- _Document section_
§

There are definitely positive moments in the book, where the book successfully communicates complicated topics using very clear statements.  The book publisher selected a font size and margin size that packs a significant amount of detail into each of the book’s 387 pages.  There are several well-placed helpful diagrams with no space wasting cartoon drawings.  The author introduced his three circle analysis which involves identifying the intersection of the Oracle Database, the Application, and the Operating System to help pinpoint the source of performance problems.  Several examples were provided where the author used the Linux strace command to troubleshoot Oracle Database performance problems.  The book recommends against modifying the _SPIN_COUNT hidden initialization parameter, which is a wise advisement. Clearly states that when there is an operating system bottleneck, there are only 4 subsystems to investigate: CPU, memory, IO, and network.  Provides a good demonstration of using DBMS_MONITOR to enable 10046 traces.  Provides a nice description of in-memory undo and queuing theory in easily understood language.  The author’s website offers the OSM toolkit, which is a collection of scripts that can be freely downloaded – several of the scripts were used throughout the book.  It is obvious that the author invested a significant amount of time into the writing of this book.

§

- _Input for this task_
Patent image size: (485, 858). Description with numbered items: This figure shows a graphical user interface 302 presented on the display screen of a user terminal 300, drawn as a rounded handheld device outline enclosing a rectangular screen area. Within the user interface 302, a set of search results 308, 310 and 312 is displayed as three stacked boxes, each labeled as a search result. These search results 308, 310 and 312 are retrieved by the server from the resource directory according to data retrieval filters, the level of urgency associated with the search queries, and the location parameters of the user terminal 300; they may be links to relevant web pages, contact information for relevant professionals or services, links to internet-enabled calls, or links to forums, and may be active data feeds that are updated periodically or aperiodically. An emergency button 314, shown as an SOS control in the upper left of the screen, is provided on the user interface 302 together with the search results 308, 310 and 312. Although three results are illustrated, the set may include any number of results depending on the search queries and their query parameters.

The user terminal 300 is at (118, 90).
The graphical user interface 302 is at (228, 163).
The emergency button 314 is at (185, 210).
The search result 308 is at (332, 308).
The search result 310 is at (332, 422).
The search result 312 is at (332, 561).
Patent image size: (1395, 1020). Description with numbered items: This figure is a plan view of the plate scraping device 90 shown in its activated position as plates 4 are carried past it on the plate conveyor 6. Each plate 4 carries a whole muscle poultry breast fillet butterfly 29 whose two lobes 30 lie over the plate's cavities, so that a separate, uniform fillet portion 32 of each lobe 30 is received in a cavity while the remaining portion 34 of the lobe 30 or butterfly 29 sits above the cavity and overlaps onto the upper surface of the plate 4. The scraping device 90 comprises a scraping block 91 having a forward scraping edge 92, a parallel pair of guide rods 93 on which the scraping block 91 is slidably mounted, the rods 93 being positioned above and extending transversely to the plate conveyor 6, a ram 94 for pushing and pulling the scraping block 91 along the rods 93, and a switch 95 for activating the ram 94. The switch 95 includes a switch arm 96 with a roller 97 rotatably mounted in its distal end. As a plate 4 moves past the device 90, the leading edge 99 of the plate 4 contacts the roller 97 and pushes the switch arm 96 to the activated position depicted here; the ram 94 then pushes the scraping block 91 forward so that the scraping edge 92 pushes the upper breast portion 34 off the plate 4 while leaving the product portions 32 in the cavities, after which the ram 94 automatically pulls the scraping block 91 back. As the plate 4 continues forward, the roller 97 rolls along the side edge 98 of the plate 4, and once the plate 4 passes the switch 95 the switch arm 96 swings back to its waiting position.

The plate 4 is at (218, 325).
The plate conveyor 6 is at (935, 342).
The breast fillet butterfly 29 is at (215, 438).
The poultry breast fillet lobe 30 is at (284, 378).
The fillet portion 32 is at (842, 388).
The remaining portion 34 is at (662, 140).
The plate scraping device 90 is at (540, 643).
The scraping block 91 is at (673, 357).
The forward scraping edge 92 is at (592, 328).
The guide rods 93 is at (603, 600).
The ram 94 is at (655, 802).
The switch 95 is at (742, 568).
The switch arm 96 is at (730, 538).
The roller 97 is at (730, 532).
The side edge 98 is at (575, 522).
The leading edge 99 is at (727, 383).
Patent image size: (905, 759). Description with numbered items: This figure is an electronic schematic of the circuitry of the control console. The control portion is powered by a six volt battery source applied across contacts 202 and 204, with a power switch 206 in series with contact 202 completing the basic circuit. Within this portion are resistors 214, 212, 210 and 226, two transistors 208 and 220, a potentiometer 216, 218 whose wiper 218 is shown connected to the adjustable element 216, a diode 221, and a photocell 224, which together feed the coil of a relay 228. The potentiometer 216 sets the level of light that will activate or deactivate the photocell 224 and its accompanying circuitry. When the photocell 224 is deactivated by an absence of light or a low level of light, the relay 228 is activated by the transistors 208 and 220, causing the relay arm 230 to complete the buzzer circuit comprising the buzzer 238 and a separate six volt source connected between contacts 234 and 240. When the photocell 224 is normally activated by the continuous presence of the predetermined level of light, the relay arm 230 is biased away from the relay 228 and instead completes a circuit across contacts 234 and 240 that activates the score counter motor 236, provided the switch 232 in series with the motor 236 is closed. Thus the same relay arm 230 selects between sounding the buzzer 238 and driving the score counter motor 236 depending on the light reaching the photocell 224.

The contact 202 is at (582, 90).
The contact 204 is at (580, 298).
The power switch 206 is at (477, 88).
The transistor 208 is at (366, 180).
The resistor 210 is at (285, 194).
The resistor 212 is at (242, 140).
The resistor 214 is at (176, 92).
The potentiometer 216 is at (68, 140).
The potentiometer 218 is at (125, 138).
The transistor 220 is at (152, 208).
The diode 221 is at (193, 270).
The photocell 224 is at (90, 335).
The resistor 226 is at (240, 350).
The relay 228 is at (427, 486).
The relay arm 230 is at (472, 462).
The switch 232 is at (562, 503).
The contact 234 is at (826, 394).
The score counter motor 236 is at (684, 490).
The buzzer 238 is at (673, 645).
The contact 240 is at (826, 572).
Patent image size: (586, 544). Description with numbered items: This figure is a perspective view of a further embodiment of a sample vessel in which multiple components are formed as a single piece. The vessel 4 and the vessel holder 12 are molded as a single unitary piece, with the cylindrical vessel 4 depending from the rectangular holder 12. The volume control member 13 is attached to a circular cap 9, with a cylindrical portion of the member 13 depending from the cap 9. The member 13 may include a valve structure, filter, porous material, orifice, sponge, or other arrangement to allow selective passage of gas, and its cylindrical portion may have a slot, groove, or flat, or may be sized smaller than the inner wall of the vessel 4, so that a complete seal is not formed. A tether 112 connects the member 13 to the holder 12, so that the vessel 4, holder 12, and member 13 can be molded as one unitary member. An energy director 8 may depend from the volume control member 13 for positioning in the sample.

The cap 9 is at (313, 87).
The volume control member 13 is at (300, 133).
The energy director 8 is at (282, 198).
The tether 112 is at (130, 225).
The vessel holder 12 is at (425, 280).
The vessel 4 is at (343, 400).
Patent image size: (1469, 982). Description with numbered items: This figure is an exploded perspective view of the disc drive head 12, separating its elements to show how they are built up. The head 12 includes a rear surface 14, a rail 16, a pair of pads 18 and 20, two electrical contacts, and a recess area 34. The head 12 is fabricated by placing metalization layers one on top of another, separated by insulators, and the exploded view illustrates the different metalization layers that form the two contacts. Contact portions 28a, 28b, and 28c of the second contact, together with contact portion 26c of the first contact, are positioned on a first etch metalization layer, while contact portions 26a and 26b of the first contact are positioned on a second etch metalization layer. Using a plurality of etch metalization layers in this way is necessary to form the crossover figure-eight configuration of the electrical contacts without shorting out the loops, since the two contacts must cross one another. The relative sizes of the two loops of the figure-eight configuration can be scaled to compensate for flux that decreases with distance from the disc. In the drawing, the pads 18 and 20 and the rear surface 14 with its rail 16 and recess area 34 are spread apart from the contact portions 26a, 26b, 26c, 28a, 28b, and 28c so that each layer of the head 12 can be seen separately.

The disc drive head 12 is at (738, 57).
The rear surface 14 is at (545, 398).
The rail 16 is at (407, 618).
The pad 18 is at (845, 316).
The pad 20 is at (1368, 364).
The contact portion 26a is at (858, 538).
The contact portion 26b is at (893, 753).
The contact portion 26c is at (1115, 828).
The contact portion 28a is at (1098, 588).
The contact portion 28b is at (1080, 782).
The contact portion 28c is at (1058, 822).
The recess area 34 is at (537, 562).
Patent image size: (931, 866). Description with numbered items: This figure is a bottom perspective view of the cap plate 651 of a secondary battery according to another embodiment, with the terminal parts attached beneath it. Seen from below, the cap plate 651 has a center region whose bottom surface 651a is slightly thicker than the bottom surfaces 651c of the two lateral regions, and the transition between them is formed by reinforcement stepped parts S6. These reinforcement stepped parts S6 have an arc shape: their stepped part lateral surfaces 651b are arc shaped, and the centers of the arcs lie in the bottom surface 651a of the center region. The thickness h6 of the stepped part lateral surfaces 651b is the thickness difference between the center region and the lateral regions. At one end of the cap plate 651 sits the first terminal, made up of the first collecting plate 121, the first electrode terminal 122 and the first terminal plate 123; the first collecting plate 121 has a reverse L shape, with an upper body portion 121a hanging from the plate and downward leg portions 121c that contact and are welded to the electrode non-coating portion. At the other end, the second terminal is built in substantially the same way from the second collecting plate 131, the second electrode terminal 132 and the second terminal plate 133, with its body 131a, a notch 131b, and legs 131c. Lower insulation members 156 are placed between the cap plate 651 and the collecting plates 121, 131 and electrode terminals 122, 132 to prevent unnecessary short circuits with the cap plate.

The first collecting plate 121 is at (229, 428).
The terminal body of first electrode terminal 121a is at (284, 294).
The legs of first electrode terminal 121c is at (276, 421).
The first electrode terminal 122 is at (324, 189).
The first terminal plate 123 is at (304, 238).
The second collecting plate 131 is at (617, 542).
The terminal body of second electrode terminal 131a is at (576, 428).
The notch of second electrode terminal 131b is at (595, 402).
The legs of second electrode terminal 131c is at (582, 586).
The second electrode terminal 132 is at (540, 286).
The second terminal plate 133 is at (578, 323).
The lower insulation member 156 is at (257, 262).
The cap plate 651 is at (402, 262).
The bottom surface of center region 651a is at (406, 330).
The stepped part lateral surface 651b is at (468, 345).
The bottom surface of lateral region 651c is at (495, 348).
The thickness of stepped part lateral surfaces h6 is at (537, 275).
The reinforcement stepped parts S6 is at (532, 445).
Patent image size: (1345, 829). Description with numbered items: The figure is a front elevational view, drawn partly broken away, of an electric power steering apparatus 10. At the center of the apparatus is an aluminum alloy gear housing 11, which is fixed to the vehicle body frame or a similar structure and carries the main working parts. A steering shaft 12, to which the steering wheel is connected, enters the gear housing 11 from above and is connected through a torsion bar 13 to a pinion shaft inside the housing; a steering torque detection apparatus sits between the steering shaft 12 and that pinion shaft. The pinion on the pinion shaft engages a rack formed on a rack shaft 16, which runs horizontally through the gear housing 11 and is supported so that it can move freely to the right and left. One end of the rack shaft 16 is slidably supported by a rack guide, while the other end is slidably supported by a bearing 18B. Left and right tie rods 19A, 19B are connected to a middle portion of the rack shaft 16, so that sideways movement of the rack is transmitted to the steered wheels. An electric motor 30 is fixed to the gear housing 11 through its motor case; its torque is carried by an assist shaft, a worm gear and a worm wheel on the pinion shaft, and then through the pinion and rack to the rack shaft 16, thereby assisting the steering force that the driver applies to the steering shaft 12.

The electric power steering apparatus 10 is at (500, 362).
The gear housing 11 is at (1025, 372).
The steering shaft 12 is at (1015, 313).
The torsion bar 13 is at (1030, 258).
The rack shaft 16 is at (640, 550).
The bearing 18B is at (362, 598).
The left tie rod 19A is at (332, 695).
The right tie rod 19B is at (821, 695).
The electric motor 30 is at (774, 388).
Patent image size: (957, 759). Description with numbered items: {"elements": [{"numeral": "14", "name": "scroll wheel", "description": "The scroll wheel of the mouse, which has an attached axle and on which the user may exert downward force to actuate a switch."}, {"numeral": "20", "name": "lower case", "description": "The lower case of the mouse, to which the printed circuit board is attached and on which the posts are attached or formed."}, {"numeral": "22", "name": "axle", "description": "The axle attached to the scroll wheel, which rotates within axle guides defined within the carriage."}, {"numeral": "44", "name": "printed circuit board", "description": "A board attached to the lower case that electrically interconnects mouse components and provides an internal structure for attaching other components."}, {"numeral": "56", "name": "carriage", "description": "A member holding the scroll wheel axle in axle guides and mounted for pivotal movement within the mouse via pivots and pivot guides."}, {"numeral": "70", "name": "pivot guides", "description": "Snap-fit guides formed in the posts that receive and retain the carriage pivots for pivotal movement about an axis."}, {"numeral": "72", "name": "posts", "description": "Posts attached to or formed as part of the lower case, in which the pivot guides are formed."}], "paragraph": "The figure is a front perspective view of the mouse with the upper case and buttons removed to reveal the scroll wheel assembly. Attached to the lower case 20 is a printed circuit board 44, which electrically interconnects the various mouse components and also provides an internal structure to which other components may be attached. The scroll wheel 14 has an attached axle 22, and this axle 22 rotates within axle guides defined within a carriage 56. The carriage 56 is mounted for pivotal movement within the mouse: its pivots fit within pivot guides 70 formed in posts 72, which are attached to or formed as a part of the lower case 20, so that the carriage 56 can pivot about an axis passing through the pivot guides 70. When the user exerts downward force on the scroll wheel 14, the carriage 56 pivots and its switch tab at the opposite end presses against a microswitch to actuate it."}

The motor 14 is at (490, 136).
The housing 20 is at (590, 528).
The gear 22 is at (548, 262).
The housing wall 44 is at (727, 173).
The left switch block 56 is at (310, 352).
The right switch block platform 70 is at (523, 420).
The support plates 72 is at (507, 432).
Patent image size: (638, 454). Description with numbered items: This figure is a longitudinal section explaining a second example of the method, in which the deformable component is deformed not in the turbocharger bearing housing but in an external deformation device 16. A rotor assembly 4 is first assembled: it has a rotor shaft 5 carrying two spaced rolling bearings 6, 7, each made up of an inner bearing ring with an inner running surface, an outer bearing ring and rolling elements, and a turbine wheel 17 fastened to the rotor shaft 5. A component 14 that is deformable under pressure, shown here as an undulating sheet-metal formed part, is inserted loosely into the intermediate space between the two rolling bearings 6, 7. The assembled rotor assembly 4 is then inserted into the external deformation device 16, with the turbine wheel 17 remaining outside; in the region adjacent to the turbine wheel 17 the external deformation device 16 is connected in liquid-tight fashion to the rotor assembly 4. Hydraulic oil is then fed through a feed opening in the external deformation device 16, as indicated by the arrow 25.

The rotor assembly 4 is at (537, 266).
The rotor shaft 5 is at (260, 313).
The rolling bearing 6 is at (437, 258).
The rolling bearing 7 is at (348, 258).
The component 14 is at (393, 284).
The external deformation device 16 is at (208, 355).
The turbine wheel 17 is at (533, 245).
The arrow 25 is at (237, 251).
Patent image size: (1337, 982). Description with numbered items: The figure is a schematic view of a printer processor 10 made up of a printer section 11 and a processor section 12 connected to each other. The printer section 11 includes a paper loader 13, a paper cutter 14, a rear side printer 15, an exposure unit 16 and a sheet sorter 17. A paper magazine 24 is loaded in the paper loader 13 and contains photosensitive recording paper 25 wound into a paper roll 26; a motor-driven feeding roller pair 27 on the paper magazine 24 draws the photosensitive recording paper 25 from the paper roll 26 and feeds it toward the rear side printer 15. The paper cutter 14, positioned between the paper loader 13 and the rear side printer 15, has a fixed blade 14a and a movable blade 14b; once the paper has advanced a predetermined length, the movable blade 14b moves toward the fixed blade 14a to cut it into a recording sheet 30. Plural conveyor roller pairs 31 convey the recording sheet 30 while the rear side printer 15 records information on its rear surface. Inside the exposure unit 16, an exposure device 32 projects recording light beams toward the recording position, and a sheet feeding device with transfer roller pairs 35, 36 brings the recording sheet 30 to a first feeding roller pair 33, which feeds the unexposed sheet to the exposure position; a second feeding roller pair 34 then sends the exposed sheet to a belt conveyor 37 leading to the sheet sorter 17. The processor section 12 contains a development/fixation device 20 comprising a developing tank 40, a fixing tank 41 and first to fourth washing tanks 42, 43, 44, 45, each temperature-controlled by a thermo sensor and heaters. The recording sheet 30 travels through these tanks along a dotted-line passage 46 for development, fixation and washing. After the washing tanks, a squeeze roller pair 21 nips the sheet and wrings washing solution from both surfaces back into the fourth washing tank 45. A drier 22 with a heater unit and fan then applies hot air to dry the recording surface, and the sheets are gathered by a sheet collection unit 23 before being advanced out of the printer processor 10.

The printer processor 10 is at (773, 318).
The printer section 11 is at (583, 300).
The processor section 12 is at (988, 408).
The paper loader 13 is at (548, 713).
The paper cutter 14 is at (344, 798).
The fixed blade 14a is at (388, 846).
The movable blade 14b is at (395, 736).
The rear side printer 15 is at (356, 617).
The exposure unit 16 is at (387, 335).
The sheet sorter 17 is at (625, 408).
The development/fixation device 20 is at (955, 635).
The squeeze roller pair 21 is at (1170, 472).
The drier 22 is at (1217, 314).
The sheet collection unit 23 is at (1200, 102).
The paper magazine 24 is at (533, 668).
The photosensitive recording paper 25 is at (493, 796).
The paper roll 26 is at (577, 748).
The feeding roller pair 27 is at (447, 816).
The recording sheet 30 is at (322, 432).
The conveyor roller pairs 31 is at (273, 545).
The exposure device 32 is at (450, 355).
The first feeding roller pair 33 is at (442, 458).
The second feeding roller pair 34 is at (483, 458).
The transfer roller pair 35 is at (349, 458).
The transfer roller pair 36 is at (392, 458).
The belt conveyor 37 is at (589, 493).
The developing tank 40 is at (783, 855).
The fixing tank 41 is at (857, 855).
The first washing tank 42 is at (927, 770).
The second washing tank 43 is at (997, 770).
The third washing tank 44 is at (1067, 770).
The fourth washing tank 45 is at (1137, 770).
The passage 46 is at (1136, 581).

§

- _Complete the following_
[1] Turn the rows between the lines holding "Patent image size: (638, 454)." and "The arrow 25 is at (237, 251).", inclusive, into a two-column CSV with the headers request and answer. Give one CSV line per row, put each field in quotation marks, and replace line breaks with spaces.
[2] Go on with the book review from the point where it stops.

- _Answers for the tasks_
[1]
request,answer
"Patent image size: (638, 454). Description with numbered items: This figure is a longitudinal section explaining a second example of the method, in which the deformable component is deformed not in the turbocharger bearing housing but in an external deformation device 16. A rotor assembly 4 is first assembled: it has a rotor shaft 5 carrying two spaced rolling bearings 6, 7, each made up of an inner bearing ring with an inner running surface, an outer bearing ring and rolling elements, and a turbine wheel 17 fastened to the rotor shaft 5. A component 14 that is deformable under pressure, shown here as an undulating sheet-metal formed part, is inserted loosely into the intermediate space between the two rolling bearings 6, 7. The assembled rotor assembly 4 is then inserted into the external deformation device 16, with the turbine wheel 17 remaining outside; in the region adjacent to the turbine wheel 17 the external deformation device 16 is connected in liquid-tight fashion to the rotor assembly 4. Hydraulic oil is then fed through a feed opening in the external deformation device 16, as indicated by the arrow 25.","The rotor assembly 4 is at (537, 266). The rotor shaft 5 is at (260, 313). The rolling bearing 6 is at (437, 258). The rolling bearing 7 is at (348, 258). The component 14 is at (393, 284). The external deformation device 16 is at (208, 355). The turbine wheel 17 is at (533, 245). The arrow 25 is at (237, 251)."

[2]
There are also definitely negative moments in the book, sections filled with typing errors, logic errors, and omissions.  Signs of problems include a paragraph that includes four hidden initialization parameters that the author suggests to adjust, without the author indicating by how much the initialization parameters should be adjusted, and without the author explaining why three of the four hidden initialization parameters simply do not exist in Oracle Database 11.1.0.7.  Some sections of the book are written in a condescending tone, as if no one other than a DBA is intelligent enough to understand the challenges that a DBA or performance tuning consultant faces, even if the concepts are provided in simple terms to others.  Very few reproducible test cases are provided in the book, which makes it a little difficult for readers to practice or duplicate concepts introduced in the book.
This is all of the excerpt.